* Aim of the task *
Repeat the entries below exactly as they appear, with no pictures.

A block of data:
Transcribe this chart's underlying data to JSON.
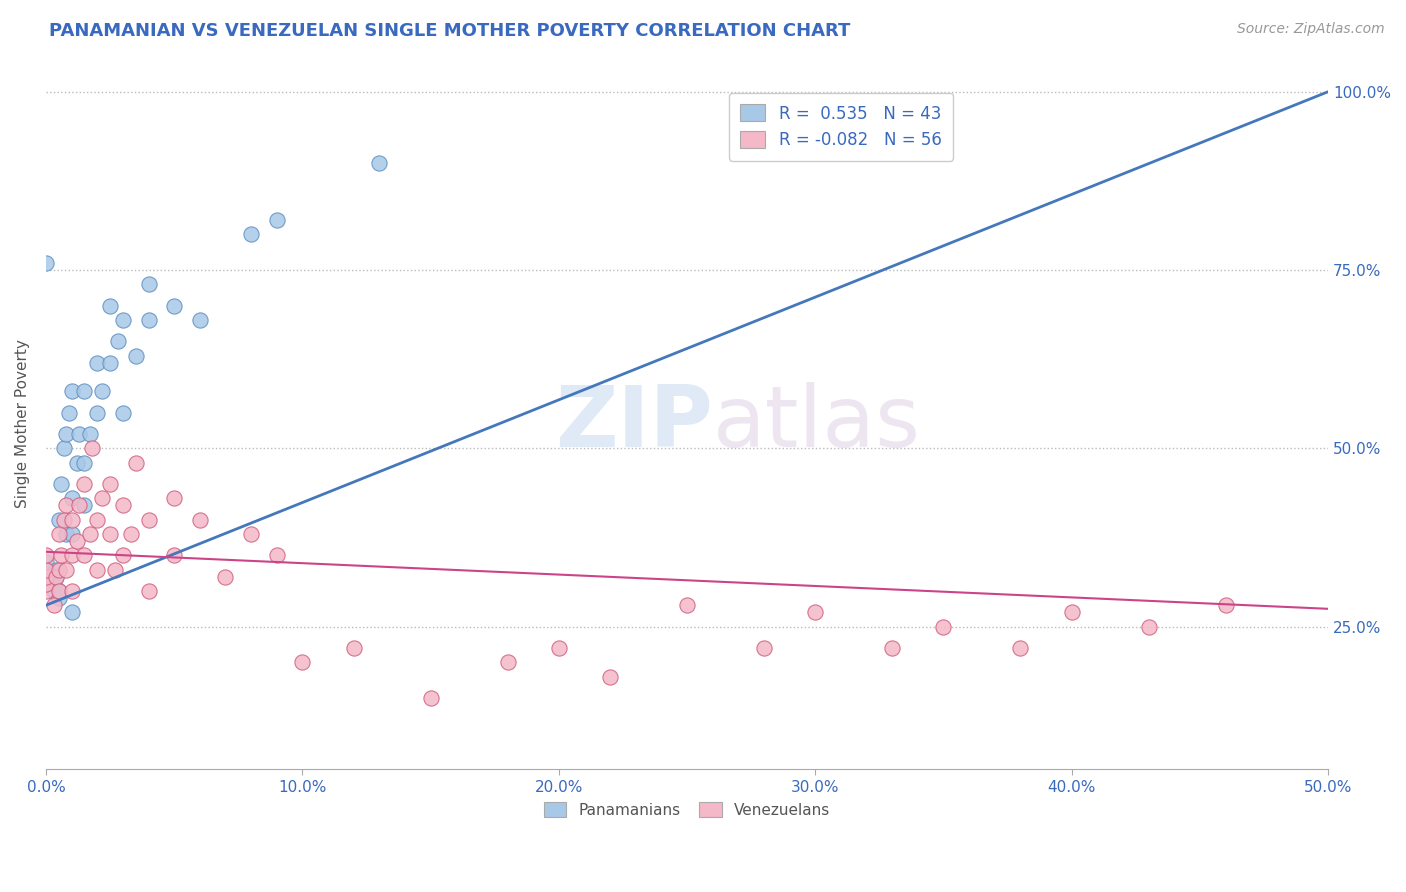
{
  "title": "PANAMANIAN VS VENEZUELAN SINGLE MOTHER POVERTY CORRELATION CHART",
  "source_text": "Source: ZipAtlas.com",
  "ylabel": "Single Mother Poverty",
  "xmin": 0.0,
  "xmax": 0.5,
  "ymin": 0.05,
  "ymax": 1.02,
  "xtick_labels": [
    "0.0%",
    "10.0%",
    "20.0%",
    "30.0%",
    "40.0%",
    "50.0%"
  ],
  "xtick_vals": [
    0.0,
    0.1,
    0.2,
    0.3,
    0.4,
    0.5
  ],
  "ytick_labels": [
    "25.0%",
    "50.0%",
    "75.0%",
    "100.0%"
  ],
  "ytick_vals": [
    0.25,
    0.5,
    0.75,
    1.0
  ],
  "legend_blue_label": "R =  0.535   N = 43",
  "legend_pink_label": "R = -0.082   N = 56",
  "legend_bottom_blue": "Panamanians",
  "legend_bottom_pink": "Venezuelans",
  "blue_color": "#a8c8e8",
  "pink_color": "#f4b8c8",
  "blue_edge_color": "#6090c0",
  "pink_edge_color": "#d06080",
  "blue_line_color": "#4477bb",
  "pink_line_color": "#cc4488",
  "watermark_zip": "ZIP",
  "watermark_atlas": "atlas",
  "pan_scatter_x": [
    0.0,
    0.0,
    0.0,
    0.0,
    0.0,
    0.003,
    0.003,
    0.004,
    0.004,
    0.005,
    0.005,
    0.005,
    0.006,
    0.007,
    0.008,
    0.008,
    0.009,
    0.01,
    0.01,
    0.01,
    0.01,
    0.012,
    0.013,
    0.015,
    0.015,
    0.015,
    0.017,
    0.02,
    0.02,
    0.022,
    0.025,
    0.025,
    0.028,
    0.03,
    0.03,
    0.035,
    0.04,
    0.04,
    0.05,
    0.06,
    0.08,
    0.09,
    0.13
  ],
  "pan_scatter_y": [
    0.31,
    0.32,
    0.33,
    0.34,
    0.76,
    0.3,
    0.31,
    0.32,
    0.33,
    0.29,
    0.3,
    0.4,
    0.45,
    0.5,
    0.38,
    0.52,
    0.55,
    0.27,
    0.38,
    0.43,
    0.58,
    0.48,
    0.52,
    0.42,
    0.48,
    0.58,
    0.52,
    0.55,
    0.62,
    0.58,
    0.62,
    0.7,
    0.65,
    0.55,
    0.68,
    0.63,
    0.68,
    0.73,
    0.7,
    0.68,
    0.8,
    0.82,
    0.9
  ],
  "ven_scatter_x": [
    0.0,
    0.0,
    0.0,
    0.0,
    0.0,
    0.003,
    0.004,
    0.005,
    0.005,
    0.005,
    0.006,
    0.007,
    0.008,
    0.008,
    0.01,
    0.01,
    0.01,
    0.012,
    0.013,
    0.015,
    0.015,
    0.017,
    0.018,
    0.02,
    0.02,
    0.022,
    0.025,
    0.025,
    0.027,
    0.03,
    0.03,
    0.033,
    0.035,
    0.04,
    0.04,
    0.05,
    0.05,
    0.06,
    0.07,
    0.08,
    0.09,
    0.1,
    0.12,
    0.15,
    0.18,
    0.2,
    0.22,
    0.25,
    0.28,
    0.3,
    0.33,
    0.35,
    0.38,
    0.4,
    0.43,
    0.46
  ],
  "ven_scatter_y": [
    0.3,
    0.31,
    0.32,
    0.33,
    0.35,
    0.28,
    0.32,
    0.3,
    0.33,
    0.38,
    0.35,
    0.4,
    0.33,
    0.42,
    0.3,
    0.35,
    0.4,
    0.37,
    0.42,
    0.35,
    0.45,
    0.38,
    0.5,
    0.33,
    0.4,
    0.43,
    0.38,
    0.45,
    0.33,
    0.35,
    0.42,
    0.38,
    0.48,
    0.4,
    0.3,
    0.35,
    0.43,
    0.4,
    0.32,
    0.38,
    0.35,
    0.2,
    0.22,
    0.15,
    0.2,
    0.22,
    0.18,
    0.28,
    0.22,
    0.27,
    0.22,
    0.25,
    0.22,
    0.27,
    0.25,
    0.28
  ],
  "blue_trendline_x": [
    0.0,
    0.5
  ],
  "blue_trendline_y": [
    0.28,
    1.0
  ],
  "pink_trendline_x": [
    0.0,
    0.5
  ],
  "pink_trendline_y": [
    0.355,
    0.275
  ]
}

* Finished answer *
Transcribe this chart's underlying data to JSON.
{
  "title": "PANAMANIAN VS VENEZUELAN SINGLE MOTHER POVERTY CORRELATION CHART",
  "source_text": "Source: ZipAtlas.com",
  "ylabel": "Single Mother Poverty",
  "xmin": 0.0,
  "xmax": 0.5,
  "ymin": 0.05,
  "ymax": 1.02,
  "xtick_labels": [
    "0.0%",
    "10.0%",
    "20.0%",
    "30.0%",
    "40.0%",
    "50.0%"
  ],
  "xtick_vals": [
    0.0,
    0.1,
    0.2,
    0.3,
    0.4,
    0.5
  ],
  "ytick_labels": [
    "25.0%",
    "50.0%",
    "75.0%",
    "100.0%"
  ],
  "ytick_vals": [
    0.25,
    0.5,
    0.75,
    1.0
  ],
  "legend_blue_label": "R =  0.535   N = 43",
  "legend_pink_label": "R = -0.082   N = 56",
  "legend_bottom_blue": "Panamanians",
  "legend_bottom_pink": "Venezuelans",
  "blue_color": "#a8c8e8",
  "pink_color": "#f4b8c8",
  "blue_edge_color": "#6090c0",
  "pink_edge_color": "#d06080",
  "blue_line_color": "#4477bb",
  "pink_line_color": "#cc4488",
  "watermark_zip": "ZIP",
  "watermark_atlas": "atlas",
  "pan_scatter_x": [
    0.0,
    0.0,
    0.0,
    0.0,
    0.0,
    0.003,
    0.003,
    0.004,
    0.004,
    0.005,
    0.005,
    0.005,
    0.006,
    0.007,
    0.008,
    0.008,
    0.009,
    0.01,
    0.01,
    0.01,
    0.01,
    0.012,
    0.013,
    0.015,
    0.015,
    0.015,
    0.017,
    0.02,
    0.02,
    0.022,
    0.025,
    0.025,
    0.028,
    0.03,
    0.03,
    0.035,
    0.04,
    0.04,
    0.05,
    0.06,
    0.08,
    0.09,
    0.13
  ],
  "pan_scatter_y": [
    0.31,
    0.32,
    0.33,
    0.34,
    0.76,
    0.3,
    0.31,
    0.32,
    0.33,
    0.29,
    0.3,
    0.4,
    0.45,
    0.5,
    0.38,
    0.52,
    0.55,
    0.27,
    0.38,
    0.43,
    0.58,
    0.48,
    0.52,
    0.42,
    0.48,
    0.58,
    0.52,
    0.55,
    0.62,
    0.58,
    0.62,
    0.7,
    0.65,
    0.55,
    0.68,
    0.63,
    0.68,
    0.73,
    0.7,
    0.68,
    0.8,
    0.82,
    0.9
  ],
  "ven_scatter_x": [
    0.0,
    0.0,
    0.0,
    0.0,
    0.0,
    0.003,
    0.004,
    0.005,
    0.005,
    0.005,
    0.006,
    0.007,
    0.008,
    0.008,
    0.01,
    0.01,
    0.01,
    0.012,
    0.013,
    0.015,
    0.015,
    0.017,
    0.018,
    0.02,
    0.02,
    0.022,
    0.025,
    0.025,
    0.027,
    0.03,
    0.03,
    0.033,
    0.035,
    0.04,
    0.04,
    0.05,
    0.05,
    0.06,
    0.07,
    0.08,
    0.09,
    0.1,
    0.12,
    0.15,
    0.18,
    0.2,
    0.22,
    0.25,
    0.28,
    0.3,
    0.33,
    0.35,
    0.38,
    0.4,
    0.43,
    0.46
  ],
  "ven_scatter_y": [
    0.3,
    0.31,
    0.32,
    0.33,
    0.35,
    0.28,
    0.32,
    0.3,
    0.33,
    0.38,
    0.35,
    0.4,
    0.33,
    0.42,
    0.3,
    0.35,
    0.4,
    0.37,
    0.42,
    0.35,
    0.45,
    0.38,
    0.5,
    0.33,
    0.4,
    0.43,
    0.38,
    0.45,
    0.33,
    0.35,
    0.42,
    0.38,
    0.48,
    0.4,
    0.3,
    0.35,
    0.43,
    0.4,
    0.32,
    0.38,
    0.35,
    0.2,
    0.22,
    0.15,
    0.2,
    0.22,
    0.18,
    0.28,
    0.22,
    0.27,
    0.22,
    0.25,
    0.22,
    0.27,
    0.25,
    0.28
  ],
  "blue_trendline_x": [
    0.0,
    0.5
  ],
  "blue_trendline_y": [
    0.28,
    1.0
  ],
  "pink_trendline_x": [
    0.0,
    0.5
  ],
  "pink_trendline_y": [
    0.355,
    0.275
  ]
}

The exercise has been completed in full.